--- BEGIN Data for processing ---

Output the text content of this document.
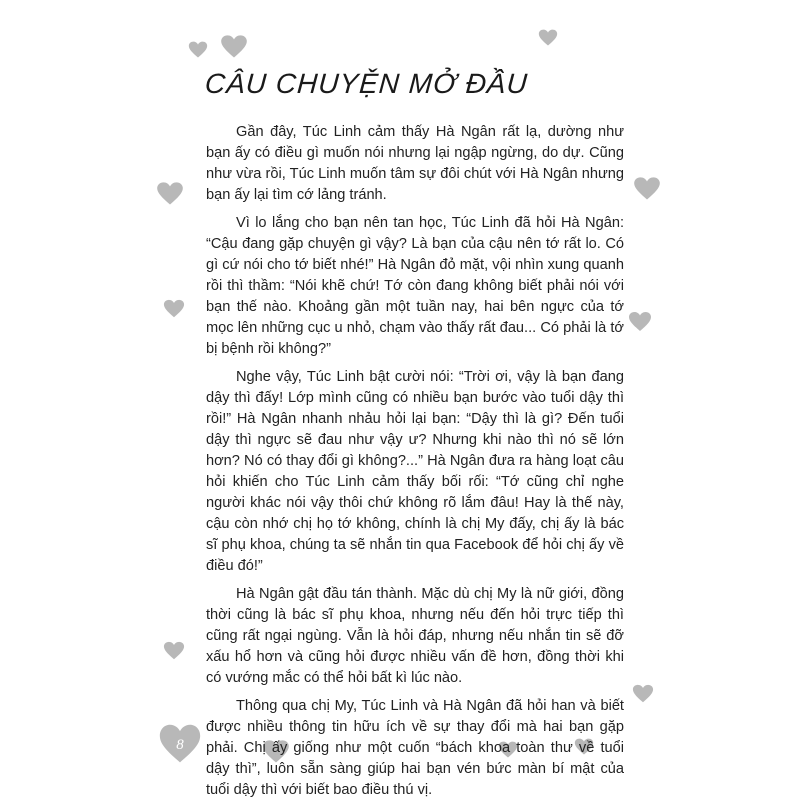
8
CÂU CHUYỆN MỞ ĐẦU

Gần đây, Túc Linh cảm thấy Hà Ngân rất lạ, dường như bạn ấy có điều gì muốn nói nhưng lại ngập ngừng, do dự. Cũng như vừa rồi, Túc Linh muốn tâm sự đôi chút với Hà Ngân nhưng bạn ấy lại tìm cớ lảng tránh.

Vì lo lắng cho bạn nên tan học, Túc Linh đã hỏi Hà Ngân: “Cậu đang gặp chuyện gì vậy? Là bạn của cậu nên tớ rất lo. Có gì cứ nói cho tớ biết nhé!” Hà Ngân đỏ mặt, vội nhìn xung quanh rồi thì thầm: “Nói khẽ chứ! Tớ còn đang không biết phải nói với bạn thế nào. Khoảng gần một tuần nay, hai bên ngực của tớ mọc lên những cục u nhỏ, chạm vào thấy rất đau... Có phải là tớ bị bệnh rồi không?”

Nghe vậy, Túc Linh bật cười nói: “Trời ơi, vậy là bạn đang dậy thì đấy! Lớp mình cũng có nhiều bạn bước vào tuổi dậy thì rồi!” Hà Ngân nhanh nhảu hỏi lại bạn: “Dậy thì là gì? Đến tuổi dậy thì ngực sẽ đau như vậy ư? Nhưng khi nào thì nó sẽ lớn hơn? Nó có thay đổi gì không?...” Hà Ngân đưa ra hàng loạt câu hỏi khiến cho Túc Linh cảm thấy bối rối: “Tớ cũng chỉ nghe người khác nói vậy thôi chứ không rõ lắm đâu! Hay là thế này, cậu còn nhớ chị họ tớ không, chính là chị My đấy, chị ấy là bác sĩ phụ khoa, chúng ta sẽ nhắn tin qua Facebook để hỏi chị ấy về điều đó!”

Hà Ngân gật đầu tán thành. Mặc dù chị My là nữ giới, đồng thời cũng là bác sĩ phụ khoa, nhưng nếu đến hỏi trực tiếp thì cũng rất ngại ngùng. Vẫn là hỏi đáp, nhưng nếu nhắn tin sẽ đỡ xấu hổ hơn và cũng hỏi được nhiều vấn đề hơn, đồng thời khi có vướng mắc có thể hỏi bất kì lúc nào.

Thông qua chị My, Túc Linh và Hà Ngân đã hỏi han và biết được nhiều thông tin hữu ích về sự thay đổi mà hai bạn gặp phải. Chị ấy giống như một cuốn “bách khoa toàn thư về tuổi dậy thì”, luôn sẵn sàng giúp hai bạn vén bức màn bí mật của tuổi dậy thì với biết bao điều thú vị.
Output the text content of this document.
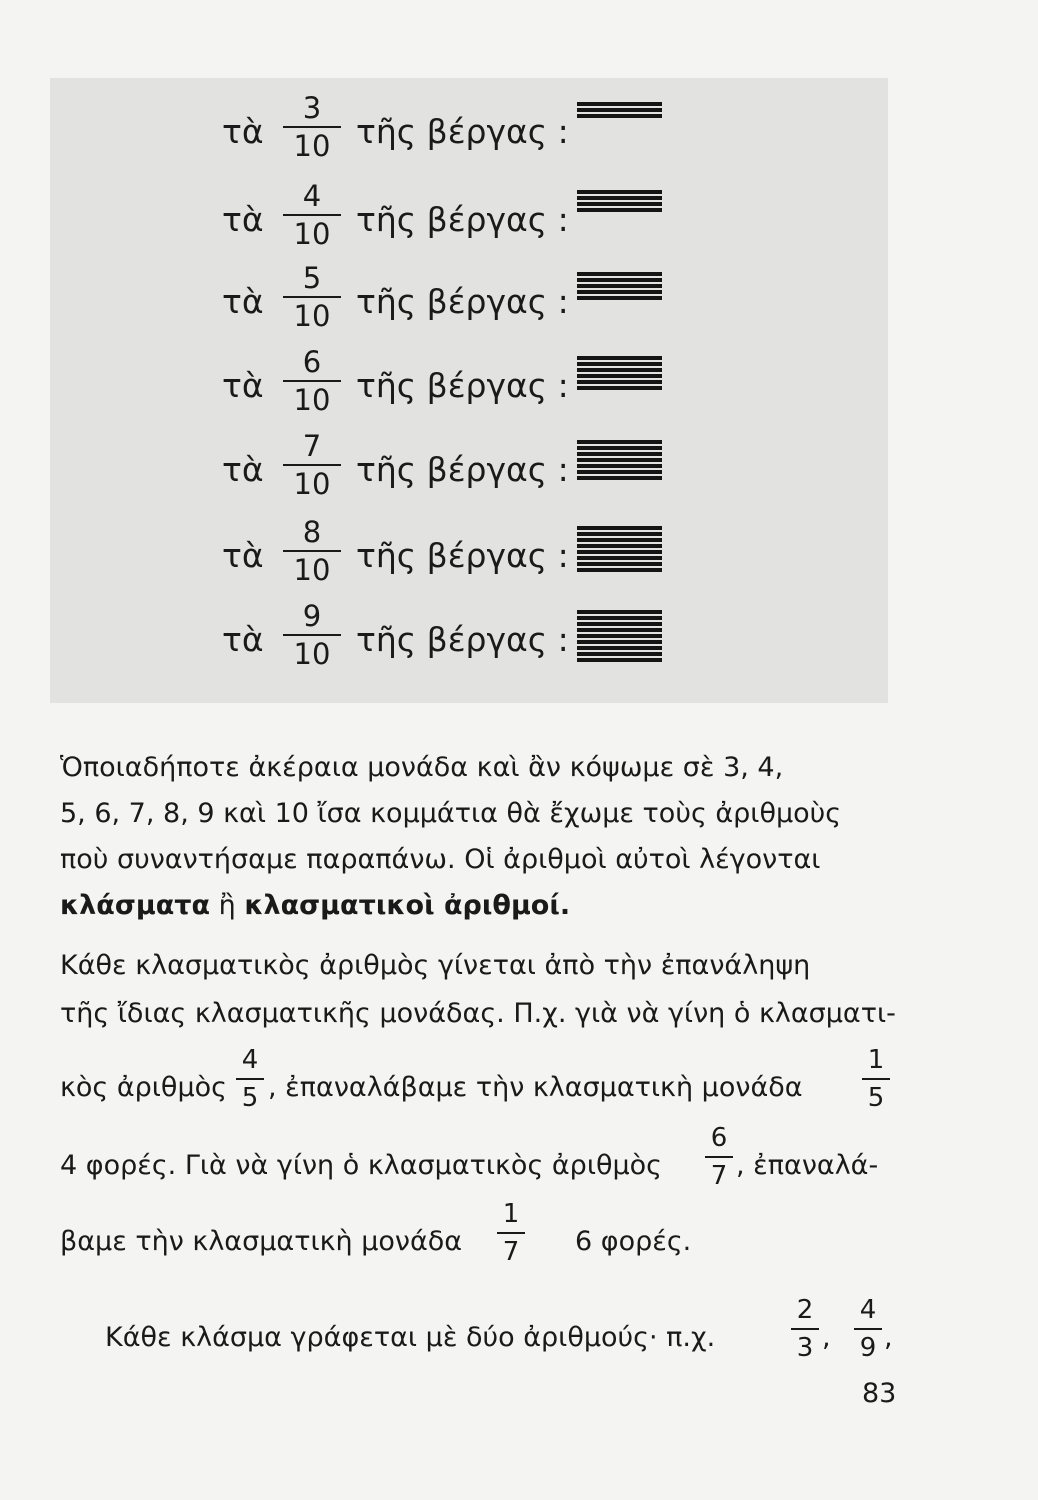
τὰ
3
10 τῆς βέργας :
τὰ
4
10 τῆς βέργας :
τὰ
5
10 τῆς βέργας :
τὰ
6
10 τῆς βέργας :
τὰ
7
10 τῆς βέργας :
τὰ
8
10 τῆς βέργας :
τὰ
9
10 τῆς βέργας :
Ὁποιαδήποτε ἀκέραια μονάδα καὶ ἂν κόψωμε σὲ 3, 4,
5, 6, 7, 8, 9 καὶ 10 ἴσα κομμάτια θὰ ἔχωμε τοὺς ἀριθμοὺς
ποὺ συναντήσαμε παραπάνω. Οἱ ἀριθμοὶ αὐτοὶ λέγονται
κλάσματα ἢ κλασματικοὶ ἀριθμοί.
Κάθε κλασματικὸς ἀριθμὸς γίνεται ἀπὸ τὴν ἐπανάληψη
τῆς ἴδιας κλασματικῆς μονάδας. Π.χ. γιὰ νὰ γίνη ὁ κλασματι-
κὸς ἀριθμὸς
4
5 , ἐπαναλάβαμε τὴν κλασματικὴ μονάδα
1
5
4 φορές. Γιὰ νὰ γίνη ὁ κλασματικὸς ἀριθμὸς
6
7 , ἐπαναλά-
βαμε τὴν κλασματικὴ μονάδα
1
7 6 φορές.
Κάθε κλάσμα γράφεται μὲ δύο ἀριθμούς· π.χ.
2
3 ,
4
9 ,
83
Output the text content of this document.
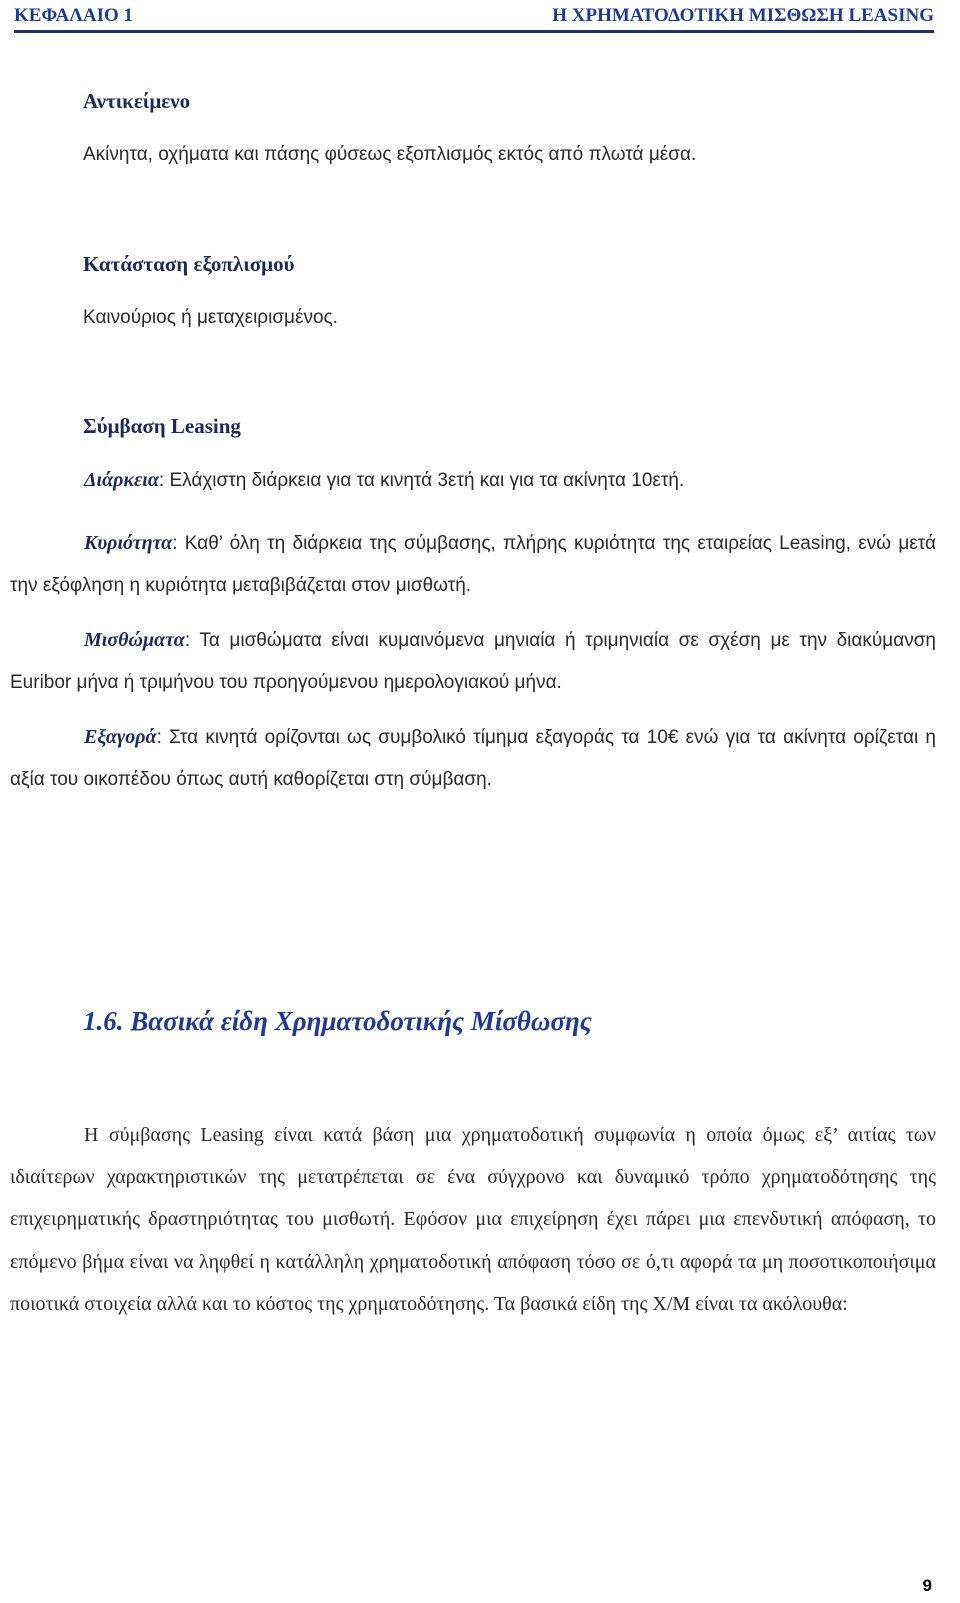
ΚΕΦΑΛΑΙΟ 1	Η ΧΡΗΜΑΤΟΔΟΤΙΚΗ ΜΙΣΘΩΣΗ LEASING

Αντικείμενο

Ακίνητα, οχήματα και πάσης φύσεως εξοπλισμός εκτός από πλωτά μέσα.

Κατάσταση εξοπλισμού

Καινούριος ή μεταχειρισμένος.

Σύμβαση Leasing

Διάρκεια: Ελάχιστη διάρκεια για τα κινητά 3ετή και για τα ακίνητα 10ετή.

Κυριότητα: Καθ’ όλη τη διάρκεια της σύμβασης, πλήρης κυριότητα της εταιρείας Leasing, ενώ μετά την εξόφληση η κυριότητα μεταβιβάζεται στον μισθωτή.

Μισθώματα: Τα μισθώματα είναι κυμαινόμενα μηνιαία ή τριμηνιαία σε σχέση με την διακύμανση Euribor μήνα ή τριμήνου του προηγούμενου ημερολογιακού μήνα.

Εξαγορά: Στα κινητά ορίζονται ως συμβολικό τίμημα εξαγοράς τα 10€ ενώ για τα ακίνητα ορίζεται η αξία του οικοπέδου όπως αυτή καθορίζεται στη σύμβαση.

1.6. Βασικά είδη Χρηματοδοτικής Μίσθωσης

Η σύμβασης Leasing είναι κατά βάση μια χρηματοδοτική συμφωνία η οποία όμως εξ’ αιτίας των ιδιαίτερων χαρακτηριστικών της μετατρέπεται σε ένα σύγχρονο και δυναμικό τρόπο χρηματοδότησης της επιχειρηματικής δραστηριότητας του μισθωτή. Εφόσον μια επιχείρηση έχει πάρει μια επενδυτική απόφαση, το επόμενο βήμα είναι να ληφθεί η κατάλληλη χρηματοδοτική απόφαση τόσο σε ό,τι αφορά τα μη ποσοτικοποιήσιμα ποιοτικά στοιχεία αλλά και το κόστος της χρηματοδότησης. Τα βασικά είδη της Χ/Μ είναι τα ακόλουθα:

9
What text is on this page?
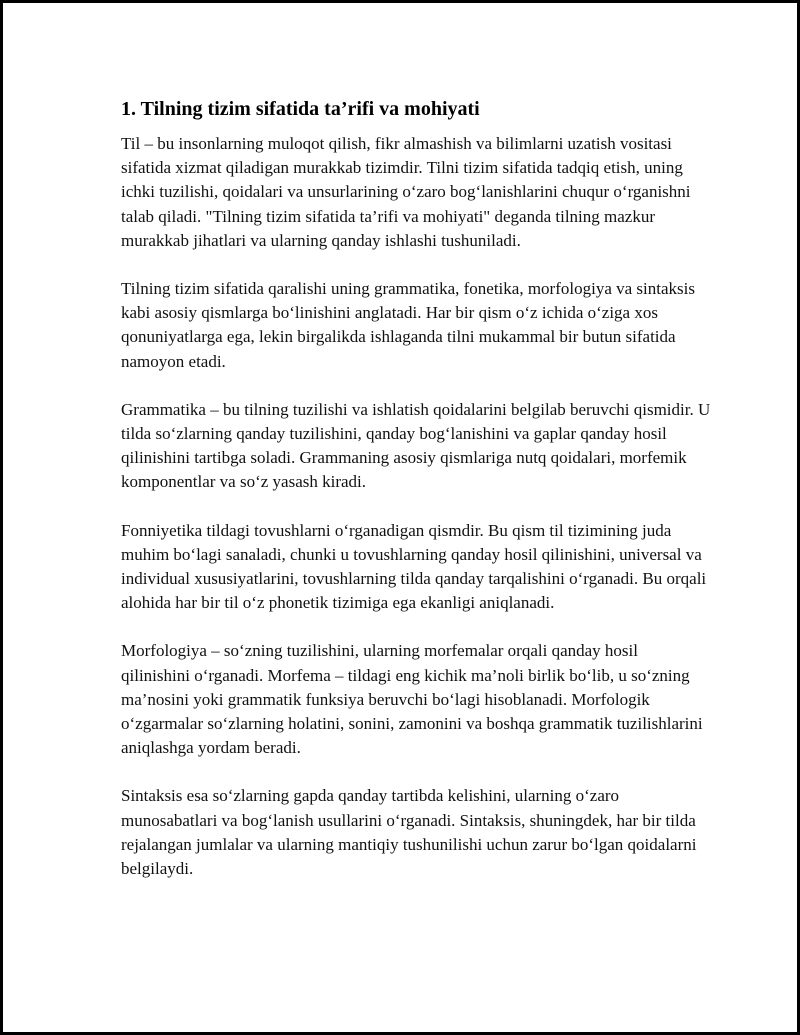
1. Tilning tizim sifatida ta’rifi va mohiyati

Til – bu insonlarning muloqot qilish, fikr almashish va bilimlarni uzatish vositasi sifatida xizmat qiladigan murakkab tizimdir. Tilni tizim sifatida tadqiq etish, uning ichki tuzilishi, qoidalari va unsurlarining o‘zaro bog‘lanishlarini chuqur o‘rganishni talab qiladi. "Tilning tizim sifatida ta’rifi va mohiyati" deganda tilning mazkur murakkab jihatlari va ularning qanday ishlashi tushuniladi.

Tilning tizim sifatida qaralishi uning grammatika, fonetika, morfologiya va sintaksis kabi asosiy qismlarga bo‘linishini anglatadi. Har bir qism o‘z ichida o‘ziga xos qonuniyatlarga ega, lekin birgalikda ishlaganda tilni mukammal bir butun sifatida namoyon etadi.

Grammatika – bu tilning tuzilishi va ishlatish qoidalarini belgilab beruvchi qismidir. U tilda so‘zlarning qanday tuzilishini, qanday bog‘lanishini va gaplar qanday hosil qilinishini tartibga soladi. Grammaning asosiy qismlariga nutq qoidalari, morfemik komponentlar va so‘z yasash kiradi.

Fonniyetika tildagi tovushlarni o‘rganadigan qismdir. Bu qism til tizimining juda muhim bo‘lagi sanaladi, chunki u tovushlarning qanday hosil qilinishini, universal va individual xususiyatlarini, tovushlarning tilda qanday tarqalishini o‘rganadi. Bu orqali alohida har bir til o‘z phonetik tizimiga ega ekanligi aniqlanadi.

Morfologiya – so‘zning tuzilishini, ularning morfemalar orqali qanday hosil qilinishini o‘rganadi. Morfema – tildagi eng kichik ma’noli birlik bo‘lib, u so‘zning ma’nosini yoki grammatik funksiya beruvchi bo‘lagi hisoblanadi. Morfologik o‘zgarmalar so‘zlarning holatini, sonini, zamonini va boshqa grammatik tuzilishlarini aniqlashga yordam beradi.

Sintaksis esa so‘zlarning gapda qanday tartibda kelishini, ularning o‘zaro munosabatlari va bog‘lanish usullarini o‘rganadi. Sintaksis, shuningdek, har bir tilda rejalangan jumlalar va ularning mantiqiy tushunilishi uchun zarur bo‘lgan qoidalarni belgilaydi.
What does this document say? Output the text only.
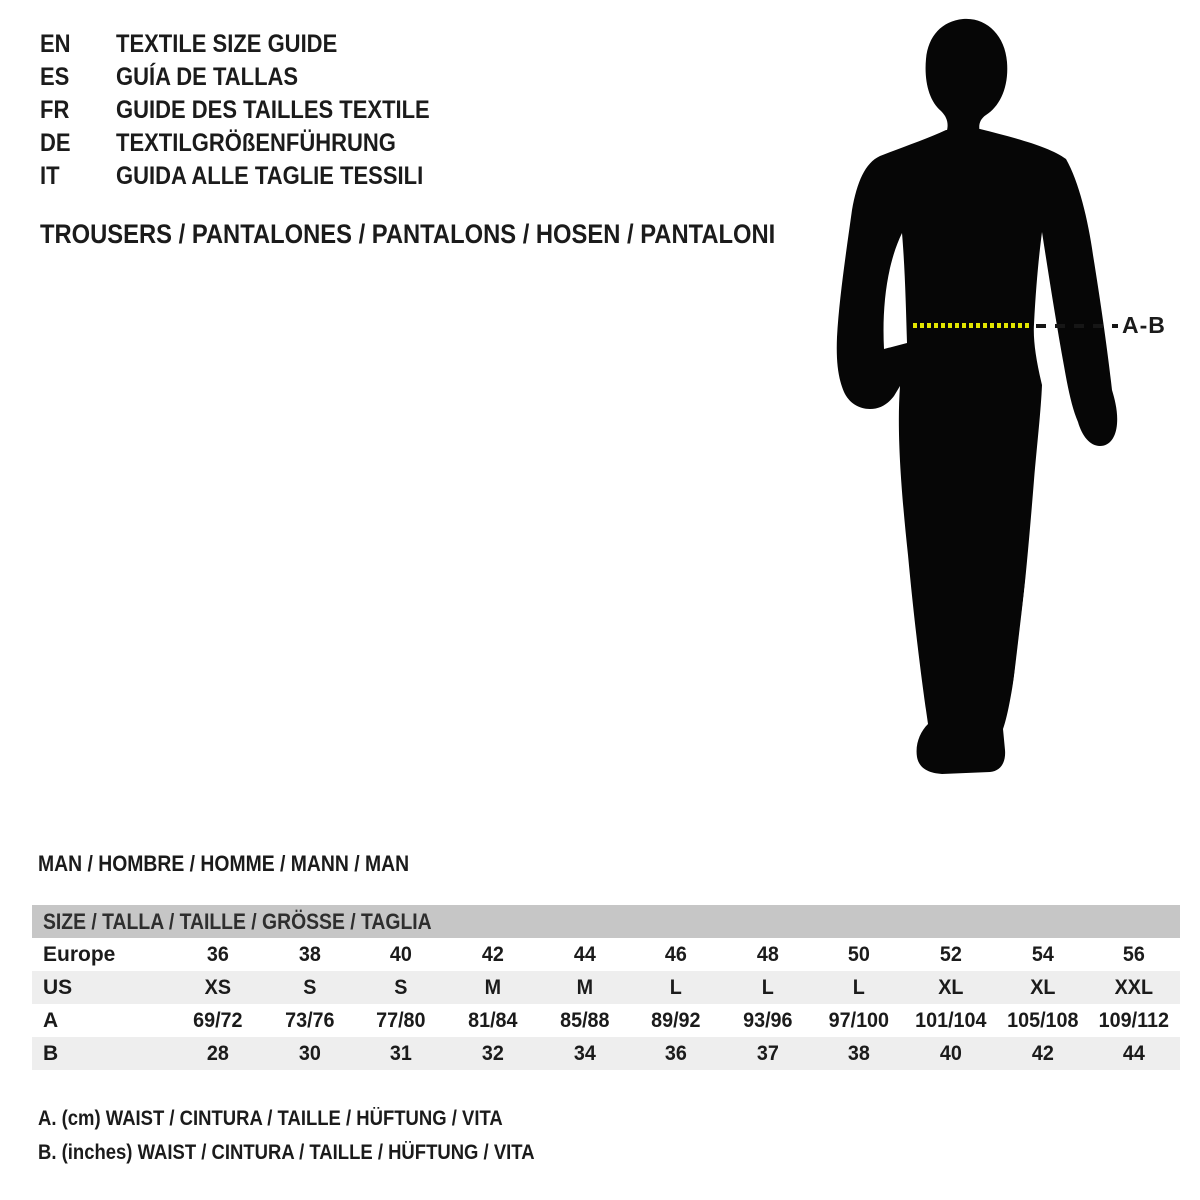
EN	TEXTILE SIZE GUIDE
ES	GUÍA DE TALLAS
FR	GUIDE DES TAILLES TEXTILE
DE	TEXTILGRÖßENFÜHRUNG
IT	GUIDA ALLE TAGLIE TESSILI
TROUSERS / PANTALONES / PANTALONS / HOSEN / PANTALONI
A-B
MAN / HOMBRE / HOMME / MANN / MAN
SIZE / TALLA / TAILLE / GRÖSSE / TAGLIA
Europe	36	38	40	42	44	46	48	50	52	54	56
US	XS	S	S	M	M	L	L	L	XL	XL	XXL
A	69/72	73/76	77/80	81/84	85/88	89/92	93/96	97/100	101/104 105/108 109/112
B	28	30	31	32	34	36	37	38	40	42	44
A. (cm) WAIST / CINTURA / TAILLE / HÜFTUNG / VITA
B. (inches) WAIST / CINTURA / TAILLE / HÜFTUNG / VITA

--- END Data for processing ---

**Work instructions**
Filter the records down to the lines that contain the string "What", and copy those lines.

**Result for this exercise**
What text is on this page?
What does this document say? Output the text only.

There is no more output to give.